**Set task:** Gather up every line from the entries below that uses the word "Edit".

━━━ Material shown

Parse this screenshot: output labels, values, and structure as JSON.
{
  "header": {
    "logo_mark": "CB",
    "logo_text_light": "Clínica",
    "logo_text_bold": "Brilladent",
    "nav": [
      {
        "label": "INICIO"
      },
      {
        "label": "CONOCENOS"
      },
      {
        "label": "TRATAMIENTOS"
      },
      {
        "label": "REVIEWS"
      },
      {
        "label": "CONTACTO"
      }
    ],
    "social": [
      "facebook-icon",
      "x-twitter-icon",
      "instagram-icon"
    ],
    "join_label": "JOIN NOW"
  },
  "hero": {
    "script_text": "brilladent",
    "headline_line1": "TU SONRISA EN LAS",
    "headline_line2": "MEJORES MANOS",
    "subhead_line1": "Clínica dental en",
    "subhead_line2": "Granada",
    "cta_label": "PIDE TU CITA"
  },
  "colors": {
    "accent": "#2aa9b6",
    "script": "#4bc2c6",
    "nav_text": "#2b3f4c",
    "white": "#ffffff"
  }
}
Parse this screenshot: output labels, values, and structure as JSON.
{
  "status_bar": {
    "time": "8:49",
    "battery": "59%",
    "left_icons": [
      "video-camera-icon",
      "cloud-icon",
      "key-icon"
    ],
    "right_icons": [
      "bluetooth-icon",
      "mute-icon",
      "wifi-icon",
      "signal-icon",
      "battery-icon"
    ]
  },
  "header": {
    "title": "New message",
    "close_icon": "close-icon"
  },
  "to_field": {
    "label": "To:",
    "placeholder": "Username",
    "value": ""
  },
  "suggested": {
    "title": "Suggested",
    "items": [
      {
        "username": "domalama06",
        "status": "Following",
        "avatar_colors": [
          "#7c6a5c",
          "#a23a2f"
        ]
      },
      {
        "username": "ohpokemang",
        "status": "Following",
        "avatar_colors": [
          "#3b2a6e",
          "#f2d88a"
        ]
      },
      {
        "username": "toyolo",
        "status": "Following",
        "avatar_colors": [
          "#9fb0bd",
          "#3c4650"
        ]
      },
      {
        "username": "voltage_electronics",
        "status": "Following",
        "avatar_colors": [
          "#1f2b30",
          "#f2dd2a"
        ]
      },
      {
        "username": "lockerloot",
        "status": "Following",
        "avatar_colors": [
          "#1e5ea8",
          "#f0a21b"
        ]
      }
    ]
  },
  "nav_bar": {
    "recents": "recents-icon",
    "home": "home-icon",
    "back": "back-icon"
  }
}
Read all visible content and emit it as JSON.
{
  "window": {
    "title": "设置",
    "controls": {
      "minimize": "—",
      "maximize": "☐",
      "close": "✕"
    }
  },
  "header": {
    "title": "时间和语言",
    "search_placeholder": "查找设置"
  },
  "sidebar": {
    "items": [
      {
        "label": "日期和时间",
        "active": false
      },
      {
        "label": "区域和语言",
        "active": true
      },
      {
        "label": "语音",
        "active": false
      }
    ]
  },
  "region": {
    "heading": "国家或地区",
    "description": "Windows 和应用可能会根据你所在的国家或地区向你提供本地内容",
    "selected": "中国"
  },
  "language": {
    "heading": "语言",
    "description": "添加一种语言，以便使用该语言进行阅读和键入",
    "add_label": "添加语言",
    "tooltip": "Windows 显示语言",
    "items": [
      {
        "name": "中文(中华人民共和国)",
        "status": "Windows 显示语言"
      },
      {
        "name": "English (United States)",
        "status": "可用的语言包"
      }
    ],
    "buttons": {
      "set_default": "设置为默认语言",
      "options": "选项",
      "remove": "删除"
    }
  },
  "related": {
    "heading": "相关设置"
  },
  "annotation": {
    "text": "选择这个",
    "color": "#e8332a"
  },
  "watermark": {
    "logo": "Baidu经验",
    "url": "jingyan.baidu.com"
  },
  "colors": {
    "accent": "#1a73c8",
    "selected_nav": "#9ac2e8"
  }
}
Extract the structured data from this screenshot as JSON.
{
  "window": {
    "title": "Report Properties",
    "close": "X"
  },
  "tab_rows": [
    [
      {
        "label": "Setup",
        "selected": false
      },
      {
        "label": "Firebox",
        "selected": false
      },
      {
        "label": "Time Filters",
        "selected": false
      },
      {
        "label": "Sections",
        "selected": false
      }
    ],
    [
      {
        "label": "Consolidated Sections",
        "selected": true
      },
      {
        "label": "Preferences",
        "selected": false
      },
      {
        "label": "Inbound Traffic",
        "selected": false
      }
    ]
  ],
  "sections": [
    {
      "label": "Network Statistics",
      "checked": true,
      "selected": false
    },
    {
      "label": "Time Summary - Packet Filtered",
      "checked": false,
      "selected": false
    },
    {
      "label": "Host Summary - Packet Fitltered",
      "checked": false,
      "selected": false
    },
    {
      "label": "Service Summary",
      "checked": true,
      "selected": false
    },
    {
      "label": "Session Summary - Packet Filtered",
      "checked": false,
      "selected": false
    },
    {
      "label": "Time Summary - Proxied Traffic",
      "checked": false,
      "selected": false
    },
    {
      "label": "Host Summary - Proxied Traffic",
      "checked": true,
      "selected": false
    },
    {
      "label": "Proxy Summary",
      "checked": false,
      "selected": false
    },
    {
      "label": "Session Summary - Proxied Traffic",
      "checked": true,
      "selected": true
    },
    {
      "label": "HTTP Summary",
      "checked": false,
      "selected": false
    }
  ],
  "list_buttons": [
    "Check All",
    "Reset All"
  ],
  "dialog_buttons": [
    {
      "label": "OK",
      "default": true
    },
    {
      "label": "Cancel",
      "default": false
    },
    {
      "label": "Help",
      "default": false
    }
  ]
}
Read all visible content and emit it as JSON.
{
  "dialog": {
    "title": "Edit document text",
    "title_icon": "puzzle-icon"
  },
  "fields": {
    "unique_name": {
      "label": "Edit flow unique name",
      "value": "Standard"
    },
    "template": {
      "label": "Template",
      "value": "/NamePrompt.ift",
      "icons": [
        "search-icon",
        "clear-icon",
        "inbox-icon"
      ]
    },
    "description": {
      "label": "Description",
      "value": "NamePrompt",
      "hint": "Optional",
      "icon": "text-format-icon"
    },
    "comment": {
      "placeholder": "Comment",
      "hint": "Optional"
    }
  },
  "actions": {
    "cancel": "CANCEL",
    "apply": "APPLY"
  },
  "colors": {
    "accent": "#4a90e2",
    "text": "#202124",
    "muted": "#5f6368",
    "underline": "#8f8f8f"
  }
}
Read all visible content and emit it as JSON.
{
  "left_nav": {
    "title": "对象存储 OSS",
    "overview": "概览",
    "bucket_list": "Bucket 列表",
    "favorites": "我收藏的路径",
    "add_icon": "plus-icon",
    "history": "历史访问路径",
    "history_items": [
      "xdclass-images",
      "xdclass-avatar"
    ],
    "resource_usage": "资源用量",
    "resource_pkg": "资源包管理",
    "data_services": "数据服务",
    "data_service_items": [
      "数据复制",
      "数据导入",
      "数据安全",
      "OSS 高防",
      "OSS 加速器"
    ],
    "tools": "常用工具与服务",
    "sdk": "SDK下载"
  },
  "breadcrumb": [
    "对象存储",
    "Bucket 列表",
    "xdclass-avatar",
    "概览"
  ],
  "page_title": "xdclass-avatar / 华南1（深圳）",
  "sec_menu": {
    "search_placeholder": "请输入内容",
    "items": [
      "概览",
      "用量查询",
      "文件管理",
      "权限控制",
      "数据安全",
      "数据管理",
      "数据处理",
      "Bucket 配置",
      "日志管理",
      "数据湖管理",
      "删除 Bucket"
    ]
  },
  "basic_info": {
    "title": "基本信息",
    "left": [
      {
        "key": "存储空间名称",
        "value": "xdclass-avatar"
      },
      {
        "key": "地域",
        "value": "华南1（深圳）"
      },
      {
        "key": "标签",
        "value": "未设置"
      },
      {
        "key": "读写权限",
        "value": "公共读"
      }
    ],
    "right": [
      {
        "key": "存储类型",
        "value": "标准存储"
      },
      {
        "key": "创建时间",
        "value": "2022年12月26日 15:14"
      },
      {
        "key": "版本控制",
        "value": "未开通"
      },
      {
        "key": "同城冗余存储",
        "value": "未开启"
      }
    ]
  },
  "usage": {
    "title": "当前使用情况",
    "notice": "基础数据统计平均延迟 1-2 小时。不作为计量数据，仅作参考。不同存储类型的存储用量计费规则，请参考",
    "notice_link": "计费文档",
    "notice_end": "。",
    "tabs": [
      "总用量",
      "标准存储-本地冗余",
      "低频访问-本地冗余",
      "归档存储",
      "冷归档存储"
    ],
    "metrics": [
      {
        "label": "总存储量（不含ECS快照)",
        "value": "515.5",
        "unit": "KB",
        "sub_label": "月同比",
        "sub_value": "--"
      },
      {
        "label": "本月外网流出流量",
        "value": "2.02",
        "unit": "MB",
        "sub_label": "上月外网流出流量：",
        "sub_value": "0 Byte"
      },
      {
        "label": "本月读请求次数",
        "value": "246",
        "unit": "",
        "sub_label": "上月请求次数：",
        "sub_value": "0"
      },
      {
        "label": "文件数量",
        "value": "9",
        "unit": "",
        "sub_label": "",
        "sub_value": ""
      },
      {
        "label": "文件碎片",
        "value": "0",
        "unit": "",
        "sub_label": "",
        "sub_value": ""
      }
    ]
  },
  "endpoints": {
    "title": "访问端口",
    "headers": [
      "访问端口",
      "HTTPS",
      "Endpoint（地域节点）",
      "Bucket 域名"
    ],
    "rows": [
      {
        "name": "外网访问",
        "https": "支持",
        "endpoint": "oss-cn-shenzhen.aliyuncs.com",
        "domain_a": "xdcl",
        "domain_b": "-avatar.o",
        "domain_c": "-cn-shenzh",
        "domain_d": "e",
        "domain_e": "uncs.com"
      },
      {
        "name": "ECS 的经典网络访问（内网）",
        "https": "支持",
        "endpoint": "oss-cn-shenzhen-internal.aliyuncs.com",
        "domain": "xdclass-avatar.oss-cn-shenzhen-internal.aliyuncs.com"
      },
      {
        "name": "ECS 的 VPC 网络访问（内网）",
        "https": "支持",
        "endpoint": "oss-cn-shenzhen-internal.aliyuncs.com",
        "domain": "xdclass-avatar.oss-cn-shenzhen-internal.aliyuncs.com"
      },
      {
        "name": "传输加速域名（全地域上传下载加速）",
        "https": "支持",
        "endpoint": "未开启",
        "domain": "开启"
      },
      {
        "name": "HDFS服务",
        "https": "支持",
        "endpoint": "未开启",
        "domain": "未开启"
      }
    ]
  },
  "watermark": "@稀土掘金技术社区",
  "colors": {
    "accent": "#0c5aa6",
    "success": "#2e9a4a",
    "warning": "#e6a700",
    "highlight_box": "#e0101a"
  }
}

━━━━━━

**Answer:**
    "title": "Edit document text",
      "label": "Edit flow unique name",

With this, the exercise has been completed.